▶ _Task_:
Write every record out again exactly as given.

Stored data
= = = = = = =

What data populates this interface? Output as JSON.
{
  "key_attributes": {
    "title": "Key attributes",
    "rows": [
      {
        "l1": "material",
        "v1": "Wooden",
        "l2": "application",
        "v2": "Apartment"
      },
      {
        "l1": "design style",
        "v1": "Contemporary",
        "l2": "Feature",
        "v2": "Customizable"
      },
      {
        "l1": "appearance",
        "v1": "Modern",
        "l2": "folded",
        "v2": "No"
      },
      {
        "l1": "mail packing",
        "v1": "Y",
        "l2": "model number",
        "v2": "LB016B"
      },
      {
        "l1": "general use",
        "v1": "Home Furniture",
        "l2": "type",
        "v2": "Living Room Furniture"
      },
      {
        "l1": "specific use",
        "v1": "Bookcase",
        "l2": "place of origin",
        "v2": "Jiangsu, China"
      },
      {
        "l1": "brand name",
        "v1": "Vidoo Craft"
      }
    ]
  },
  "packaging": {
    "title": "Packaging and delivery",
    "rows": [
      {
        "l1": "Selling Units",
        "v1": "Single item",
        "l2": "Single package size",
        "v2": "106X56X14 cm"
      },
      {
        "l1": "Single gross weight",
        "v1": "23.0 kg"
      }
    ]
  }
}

= = = = = = =

▶ _Correct answer_:
What data populates this interface? Output as JSON.
{
  "key_attributes": {
    "title": "Key attributes",
    "rows": [
      {
        "l1": "material",
        "v1": "Wooden",
        "l2": "application",
        "v2": "Apartment"
      },
      {
        "l1": "design style",
        "v1": "Contemporary",
        "l2": "Feature",
        "v2": "Customizable"
      },
      {
        "l1": "appearance",
        "v1": "Modern",
        "l2": "folded",
        "v2": "No"
      },
      {
        "l1": "mail packing",
        "v1": "Y",
        "l2": "model number",
        "v2": "LB016B"
      },
      {
        "l1": "general use",
        "v1": "Home Furniture",
        "l2": "type",
        "v2": "Living Room Furniture"
      },
      {
        "l1": "specific use",
        "v1": "Bookcase",
        "l2": "place of origin",
        "v2": "Jiangsu, China"
      },
      {
        "l1": "brand name",
        "v1": "Vidoo Craft"
      }
    ]
  },
  "packaging": {
    "title": "Packaging and delivery",
    "rows": [
      {
        "l1": "Selling Units",
        "v1": "Single item",
        "l2": "Single package size",
        "v2": "106X56X14 cm"
      },
      {
        "l1": "Single gross weight",
        "v1": "23.0 kg"
      }
    ]
  }
}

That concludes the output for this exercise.